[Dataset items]
........
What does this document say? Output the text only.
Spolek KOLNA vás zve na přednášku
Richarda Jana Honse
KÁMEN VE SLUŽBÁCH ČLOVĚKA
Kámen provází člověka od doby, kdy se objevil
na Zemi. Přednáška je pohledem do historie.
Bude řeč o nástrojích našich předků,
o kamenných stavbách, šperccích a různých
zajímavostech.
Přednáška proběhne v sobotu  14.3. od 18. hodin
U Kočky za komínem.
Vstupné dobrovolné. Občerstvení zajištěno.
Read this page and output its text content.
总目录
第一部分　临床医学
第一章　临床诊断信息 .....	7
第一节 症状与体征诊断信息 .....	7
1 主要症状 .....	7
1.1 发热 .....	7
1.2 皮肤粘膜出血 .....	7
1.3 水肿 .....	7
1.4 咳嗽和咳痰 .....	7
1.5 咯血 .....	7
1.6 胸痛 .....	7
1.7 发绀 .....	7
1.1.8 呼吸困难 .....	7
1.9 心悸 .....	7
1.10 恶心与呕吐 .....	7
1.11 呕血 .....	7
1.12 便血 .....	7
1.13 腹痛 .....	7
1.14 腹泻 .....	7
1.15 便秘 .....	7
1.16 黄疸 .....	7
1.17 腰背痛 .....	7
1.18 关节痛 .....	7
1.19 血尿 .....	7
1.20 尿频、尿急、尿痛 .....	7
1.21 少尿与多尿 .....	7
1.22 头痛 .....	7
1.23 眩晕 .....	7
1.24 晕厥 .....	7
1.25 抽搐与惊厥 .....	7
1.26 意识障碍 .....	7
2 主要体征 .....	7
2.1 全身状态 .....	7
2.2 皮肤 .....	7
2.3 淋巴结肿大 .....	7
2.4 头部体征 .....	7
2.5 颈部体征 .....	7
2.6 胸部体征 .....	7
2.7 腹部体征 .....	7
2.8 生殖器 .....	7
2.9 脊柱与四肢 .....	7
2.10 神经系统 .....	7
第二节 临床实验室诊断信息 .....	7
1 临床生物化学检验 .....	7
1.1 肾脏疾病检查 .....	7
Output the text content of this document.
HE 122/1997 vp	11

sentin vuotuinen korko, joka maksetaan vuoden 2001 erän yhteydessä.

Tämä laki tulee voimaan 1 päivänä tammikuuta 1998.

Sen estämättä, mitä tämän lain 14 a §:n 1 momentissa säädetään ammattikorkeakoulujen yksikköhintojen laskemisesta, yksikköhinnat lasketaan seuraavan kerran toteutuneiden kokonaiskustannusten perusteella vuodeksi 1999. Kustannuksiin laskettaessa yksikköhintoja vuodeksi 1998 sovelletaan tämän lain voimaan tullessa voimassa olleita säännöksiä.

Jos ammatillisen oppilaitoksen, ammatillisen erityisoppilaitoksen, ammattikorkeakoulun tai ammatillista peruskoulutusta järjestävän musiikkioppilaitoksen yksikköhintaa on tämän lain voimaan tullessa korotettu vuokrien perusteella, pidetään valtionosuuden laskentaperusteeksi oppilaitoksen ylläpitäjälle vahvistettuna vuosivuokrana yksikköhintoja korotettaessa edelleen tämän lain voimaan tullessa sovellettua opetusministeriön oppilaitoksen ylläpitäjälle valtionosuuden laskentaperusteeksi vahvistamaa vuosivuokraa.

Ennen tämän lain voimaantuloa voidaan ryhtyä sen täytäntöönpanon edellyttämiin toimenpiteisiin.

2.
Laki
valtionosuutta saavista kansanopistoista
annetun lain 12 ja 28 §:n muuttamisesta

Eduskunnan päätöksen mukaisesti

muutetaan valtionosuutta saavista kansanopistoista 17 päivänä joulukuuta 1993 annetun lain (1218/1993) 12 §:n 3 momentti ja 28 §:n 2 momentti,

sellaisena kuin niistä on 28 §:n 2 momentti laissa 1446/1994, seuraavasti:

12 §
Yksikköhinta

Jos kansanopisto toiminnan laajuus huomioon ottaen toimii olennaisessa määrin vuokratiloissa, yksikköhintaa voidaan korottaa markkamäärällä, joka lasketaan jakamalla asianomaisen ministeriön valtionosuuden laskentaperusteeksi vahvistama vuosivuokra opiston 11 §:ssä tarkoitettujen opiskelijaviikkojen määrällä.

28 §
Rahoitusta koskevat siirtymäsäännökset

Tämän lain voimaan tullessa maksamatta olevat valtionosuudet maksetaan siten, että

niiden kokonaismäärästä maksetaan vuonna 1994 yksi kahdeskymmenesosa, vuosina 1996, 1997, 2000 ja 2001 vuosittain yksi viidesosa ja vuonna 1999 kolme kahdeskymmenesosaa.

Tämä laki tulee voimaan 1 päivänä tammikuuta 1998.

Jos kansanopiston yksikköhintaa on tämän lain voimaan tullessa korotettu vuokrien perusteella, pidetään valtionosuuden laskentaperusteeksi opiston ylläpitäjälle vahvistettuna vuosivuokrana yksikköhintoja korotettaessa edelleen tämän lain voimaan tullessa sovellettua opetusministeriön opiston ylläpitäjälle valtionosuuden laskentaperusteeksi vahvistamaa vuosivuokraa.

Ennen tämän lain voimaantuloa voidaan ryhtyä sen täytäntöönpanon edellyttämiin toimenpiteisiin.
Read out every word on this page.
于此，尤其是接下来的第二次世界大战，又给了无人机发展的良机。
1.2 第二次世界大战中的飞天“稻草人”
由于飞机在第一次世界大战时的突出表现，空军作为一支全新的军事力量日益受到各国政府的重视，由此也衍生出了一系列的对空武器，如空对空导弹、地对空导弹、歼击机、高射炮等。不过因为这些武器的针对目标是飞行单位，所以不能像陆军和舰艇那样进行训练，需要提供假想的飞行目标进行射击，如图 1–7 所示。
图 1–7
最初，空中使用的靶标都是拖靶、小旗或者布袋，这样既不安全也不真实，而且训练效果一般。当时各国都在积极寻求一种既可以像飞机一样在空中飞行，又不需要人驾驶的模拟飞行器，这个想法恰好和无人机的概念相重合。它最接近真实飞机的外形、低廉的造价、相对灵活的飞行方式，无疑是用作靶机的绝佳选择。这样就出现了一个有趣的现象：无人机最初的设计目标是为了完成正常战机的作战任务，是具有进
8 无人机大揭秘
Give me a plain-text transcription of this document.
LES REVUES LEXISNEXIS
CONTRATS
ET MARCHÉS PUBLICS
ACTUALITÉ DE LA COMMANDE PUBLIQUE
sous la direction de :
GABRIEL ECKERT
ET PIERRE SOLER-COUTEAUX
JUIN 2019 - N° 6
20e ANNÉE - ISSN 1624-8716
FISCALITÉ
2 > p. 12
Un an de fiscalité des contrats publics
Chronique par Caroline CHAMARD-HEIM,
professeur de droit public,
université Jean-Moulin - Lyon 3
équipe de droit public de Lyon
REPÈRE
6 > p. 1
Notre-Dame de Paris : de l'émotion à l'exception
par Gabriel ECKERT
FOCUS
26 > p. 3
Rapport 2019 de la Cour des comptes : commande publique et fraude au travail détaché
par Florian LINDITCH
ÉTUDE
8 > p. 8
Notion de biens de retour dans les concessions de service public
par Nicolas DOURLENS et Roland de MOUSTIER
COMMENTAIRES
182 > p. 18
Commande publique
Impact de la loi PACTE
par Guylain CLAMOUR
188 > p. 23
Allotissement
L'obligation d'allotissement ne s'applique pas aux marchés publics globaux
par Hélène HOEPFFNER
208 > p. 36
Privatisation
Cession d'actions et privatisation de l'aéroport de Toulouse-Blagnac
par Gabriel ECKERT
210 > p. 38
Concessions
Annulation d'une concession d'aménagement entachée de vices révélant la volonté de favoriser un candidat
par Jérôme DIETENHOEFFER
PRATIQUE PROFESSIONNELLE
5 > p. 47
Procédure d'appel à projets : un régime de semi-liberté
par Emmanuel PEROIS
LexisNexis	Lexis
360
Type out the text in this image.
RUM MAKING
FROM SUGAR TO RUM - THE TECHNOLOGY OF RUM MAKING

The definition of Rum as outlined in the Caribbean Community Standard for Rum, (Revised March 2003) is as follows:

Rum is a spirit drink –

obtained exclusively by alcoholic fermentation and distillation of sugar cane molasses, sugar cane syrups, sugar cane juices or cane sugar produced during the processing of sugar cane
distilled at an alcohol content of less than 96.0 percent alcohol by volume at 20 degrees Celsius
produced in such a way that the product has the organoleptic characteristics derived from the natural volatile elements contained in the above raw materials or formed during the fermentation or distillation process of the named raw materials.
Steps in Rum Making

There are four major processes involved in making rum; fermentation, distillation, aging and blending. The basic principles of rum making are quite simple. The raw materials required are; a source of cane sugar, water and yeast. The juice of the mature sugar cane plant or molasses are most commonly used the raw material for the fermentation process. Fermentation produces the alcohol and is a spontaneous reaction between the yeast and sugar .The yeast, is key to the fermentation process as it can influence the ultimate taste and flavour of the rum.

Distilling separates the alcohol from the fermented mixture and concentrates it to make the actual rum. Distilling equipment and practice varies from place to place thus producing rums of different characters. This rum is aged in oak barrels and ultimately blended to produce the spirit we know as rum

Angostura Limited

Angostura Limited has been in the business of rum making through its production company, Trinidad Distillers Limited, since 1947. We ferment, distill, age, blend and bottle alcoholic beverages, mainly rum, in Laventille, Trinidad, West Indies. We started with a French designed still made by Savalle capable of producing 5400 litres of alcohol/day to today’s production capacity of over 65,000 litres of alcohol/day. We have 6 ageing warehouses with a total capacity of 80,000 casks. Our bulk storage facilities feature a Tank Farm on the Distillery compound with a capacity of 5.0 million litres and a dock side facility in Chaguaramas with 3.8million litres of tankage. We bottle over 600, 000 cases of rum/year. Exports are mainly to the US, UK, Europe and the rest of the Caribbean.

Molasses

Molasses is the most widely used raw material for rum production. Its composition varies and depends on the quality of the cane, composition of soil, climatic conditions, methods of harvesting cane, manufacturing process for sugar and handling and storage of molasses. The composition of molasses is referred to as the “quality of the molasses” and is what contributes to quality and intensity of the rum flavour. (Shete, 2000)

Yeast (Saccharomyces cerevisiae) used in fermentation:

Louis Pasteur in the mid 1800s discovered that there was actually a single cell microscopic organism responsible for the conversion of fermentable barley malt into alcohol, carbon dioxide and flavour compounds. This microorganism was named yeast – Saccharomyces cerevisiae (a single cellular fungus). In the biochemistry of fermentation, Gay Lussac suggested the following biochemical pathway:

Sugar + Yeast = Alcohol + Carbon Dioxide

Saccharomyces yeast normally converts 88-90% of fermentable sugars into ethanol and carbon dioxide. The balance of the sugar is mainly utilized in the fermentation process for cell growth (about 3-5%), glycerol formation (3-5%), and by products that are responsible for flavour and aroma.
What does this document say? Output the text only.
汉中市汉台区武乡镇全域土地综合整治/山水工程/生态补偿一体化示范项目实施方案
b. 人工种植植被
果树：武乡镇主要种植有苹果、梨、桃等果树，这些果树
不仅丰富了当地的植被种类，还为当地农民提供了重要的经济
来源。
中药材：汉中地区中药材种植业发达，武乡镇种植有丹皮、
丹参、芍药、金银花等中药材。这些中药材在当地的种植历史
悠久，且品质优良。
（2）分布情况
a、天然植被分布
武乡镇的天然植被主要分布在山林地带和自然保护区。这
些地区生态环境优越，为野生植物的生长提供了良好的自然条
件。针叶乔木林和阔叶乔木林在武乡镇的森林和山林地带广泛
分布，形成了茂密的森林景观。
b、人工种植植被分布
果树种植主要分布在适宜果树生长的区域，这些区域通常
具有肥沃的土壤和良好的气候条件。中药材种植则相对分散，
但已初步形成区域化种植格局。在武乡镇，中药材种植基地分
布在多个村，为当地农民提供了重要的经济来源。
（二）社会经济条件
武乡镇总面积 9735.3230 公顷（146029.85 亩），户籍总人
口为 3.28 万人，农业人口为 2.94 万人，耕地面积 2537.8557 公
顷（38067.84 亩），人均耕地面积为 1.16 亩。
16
........
* **Work to do**: In the records above, locate every line with the string "annetun" and copy it.

* **The result**:
annetun lain 12 ja 28 §:n muuttamisesta
muutetaan valtionosuutta saavista kansanopistoista 17 päivänä joulukuuta 1993 annetun lain (1218/1993) 12 §:n 3 momentti ja 28 §:n 2 momentti,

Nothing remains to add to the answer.